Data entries
##########

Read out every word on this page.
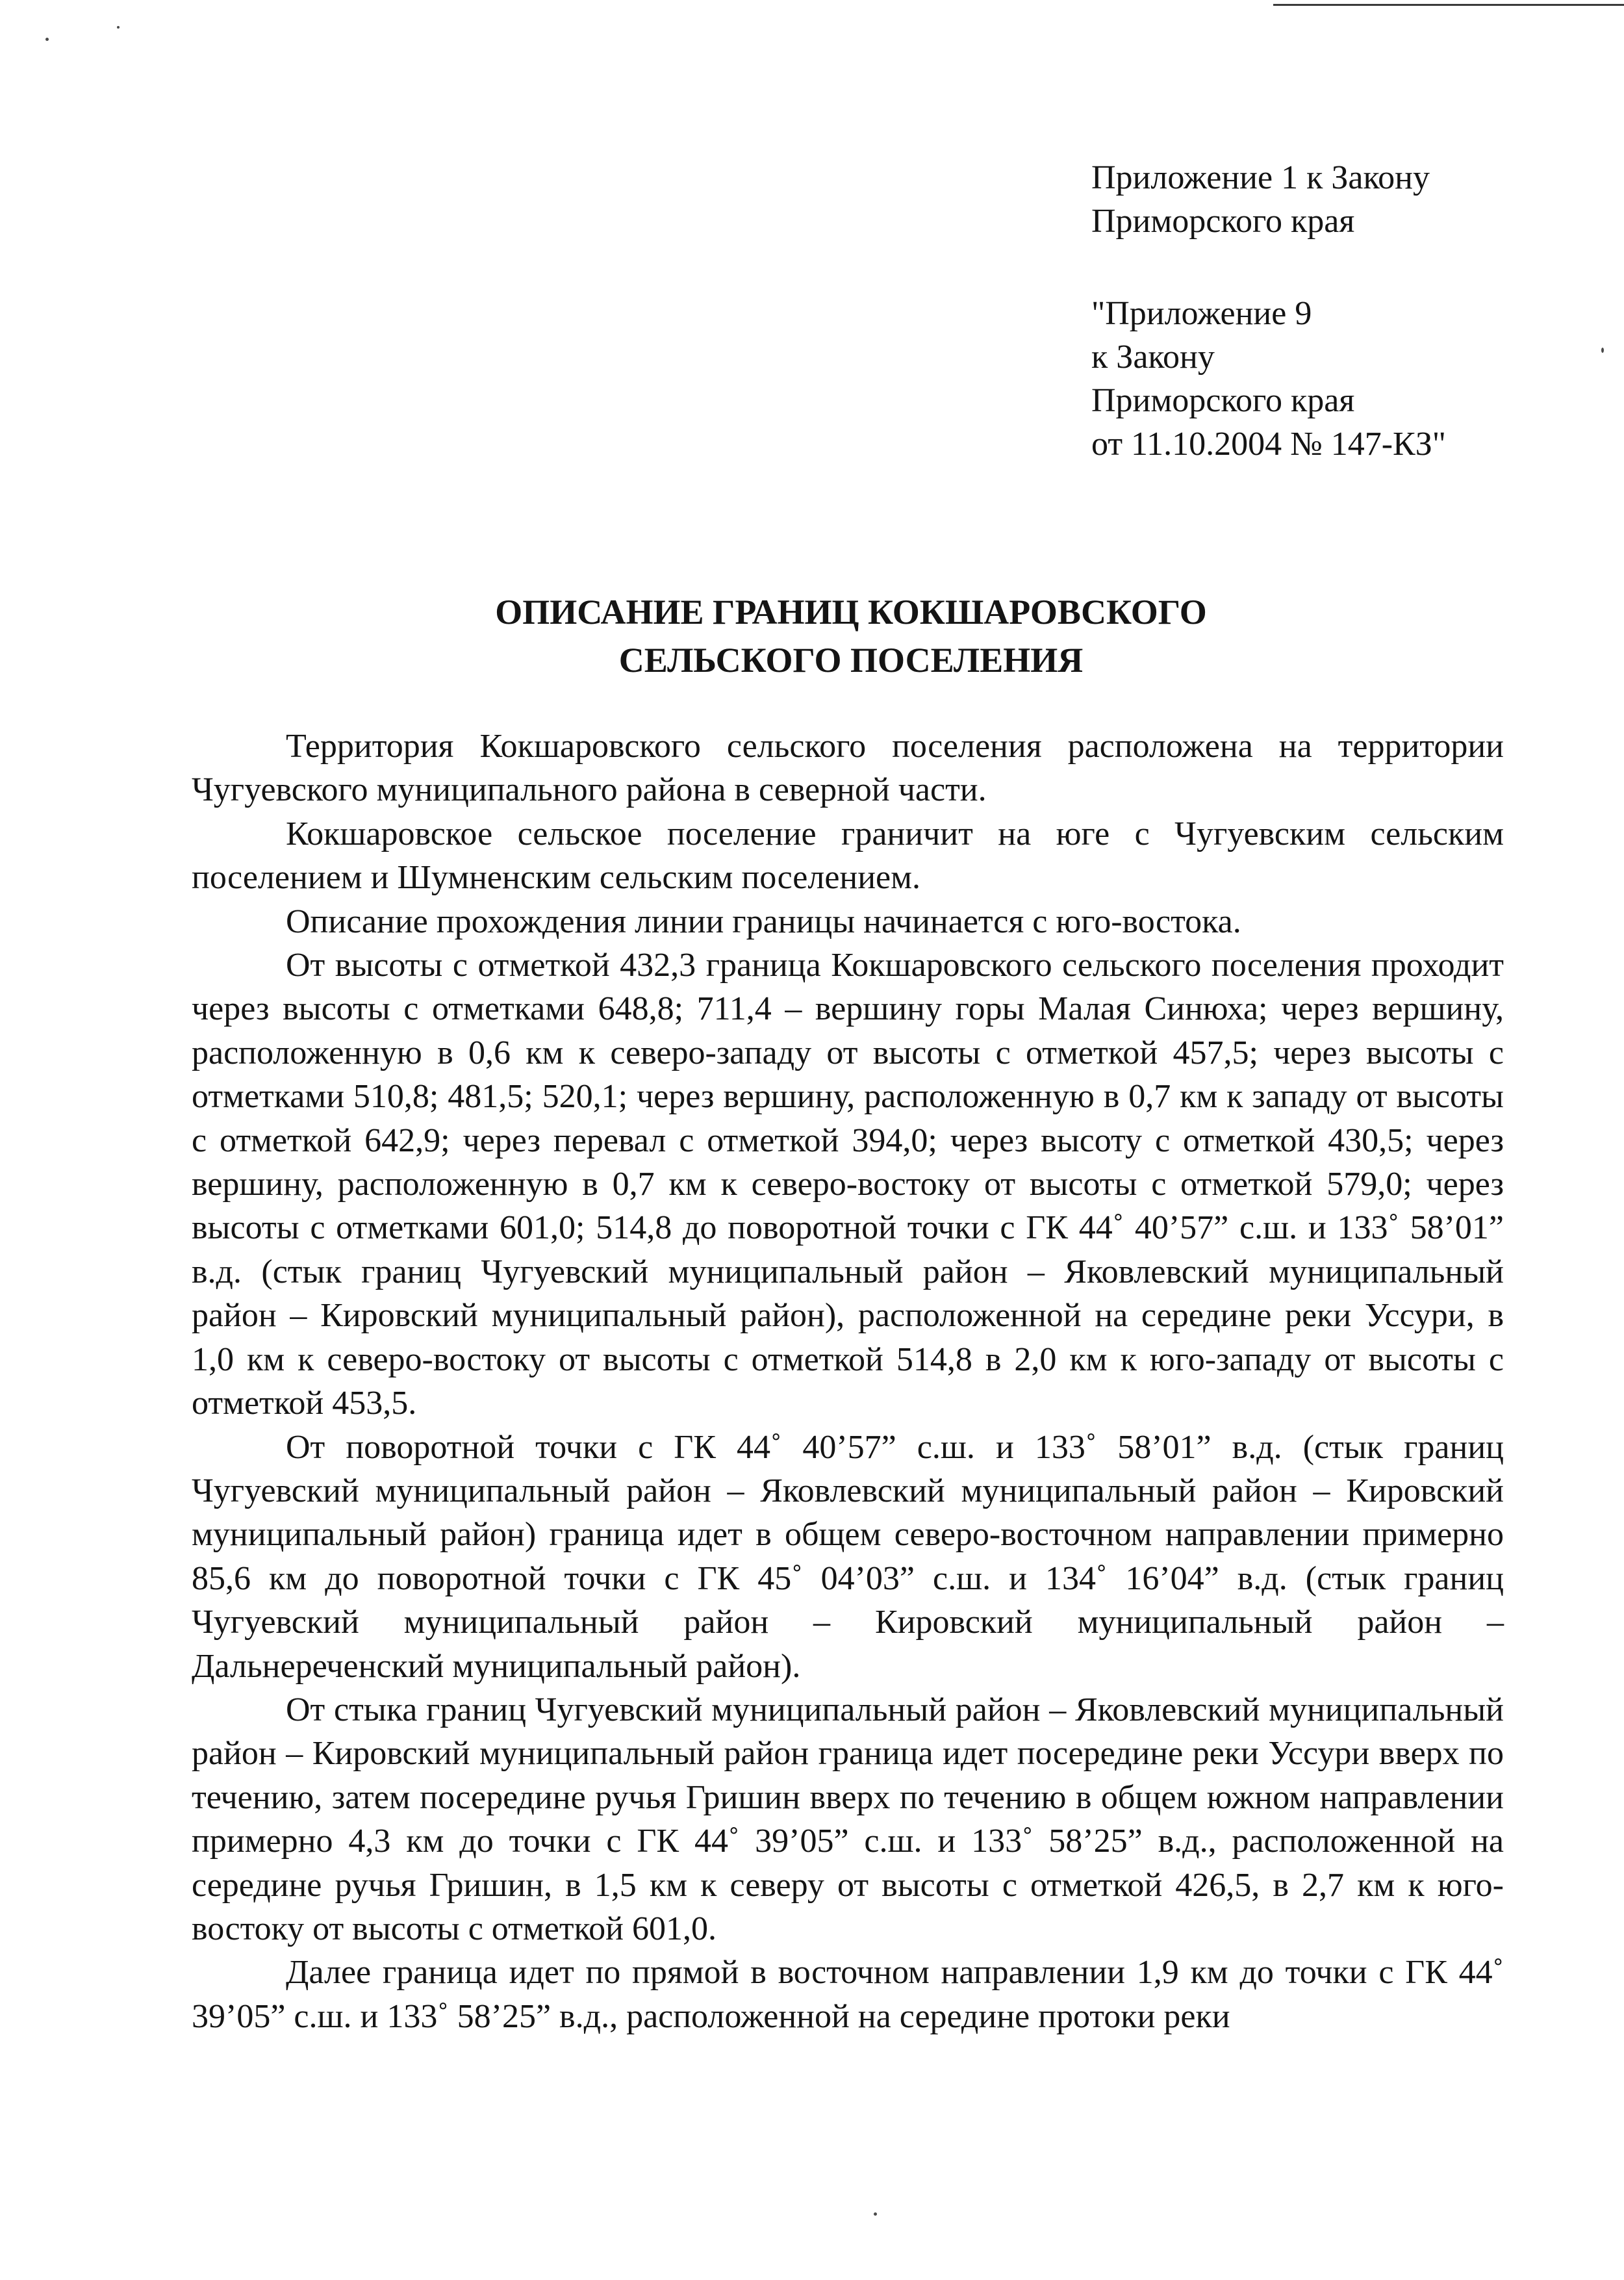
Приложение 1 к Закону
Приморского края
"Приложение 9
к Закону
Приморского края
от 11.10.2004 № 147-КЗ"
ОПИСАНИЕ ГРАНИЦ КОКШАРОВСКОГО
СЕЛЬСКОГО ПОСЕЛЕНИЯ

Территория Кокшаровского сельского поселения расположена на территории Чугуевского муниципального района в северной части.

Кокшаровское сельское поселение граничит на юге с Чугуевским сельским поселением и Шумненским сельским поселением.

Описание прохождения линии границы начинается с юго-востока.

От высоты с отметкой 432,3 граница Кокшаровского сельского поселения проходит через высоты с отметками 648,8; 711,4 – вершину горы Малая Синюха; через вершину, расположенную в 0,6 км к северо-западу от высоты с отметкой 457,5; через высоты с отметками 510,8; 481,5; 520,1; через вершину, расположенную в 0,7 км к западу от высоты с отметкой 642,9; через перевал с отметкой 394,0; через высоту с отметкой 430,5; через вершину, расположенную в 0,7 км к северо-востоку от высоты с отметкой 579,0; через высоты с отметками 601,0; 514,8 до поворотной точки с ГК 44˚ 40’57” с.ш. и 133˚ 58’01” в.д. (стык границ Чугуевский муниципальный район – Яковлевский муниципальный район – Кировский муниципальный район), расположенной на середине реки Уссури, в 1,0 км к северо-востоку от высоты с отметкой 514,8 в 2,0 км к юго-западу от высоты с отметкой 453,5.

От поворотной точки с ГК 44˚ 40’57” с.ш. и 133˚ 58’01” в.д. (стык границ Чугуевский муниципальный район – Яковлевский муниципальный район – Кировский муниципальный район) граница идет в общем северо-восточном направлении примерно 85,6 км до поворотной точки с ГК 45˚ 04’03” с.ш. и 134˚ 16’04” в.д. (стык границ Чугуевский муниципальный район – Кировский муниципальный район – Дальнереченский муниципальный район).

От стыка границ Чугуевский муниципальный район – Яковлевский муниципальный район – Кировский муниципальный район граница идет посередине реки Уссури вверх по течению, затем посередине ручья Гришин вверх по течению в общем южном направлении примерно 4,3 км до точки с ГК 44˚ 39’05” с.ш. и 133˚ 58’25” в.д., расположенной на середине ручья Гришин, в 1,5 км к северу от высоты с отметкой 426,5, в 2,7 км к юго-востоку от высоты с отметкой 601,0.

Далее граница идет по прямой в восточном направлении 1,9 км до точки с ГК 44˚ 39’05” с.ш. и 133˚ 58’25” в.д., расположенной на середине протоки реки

##########

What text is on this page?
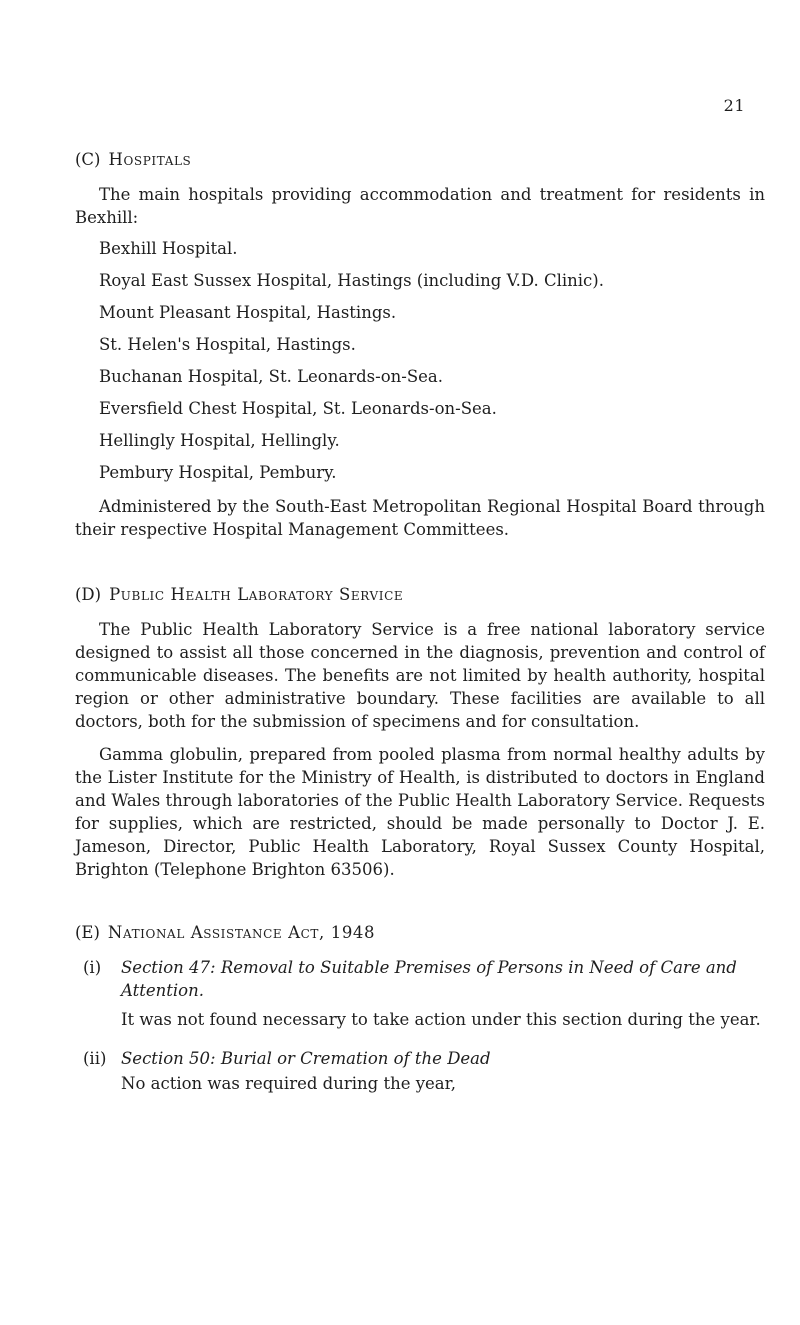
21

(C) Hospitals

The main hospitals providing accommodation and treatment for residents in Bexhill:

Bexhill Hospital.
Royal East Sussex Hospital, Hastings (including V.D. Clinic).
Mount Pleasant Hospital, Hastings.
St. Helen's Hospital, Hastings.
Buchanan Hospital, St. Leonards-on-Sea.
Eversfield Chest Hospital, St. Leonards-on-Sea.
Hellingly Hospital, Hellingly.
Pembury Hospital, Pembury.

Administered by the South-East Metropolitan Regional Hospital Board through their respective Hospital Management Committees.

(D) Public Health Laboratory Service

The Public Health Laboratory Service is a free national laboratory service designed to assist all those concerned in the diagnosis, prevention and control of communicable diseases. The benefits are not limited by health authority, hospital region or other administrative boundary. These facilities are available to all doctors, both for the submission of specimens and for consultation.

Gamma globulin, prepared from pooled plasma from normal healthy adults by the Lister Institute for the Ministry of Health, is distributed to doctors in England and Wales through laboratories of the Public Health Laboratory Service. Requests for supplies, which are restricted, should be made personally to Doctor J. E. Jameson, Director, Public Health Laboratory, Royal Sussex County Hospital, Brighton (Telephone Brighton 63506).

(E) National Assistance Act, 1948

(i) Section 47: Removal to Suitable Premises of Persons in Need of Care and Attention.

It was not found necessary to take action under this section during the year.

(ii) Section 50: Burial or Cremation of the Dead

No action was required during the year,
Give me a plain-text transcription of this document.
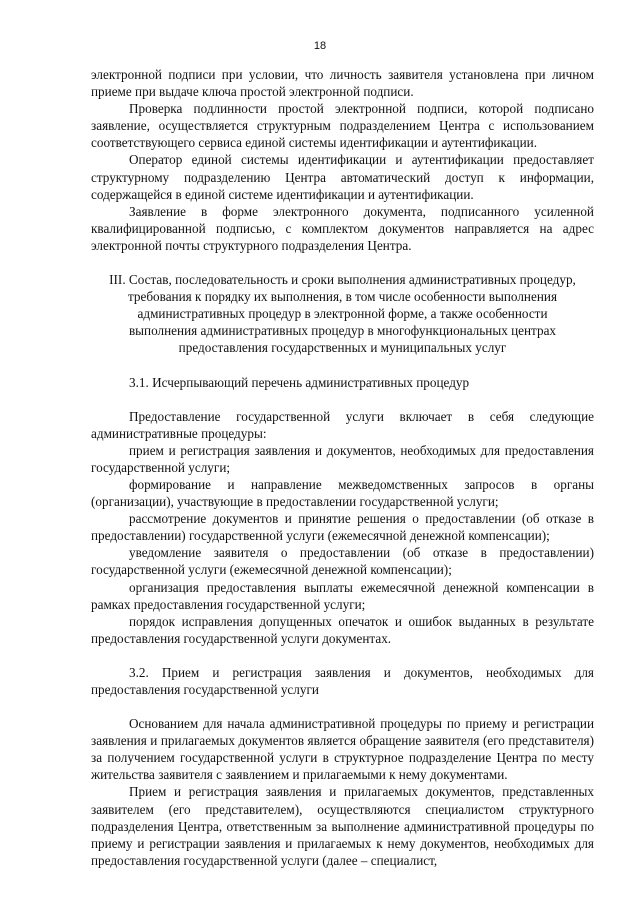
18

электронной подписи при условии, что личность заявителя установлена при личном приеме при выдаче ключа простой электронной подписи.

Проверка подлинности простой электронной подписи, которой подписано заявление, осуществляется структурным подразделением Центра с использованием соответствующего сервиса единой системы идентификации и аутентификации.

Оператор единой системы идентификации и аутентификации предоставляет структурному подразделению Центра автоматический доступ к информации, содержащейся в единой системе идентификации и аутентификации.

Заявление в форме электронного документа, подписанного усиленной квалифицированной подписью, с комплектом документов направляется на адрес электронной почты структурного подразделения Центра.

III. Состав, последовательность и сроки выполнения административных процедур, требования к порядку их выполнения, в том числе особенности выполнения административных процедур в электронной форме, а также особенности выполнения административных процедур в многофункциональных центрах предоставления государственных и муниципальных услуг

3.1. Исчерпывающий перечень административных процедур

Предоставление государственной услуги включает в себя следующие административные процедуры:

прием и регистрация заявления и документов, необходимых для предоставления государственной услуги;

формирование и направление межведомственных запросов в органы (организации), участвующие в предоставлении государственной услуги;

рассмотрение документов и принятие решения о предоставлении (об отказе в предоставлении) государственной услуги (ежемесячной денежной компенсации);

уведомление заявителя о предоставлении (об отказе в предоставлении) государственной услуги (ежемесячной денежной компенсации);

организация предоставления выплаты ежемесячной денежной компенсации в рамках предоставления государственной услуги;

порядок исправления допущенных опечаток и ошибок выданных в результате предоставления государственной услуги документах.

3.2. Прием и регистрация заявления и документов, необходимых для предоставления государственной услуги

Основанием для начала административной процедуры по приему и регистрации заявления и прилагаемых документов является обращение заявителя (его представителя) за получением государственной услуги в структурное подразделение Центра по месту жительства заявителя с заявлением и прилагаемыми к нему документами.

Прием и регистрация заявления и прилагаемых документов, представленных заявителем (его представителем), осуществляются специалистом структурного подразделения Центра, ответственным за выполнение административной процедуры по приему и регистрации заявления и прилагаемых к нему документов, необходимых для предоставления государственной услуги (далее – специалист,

##########

* **Required task**: Pick out the lines above that hold the string "Hastings" and show them.

* **The result**:
Royal East Sussex Hospital, Hastings (including V.D. Clinic).
Mount Pleasant Hospital, Hastings.
St. Helen's Hospital, Hastings.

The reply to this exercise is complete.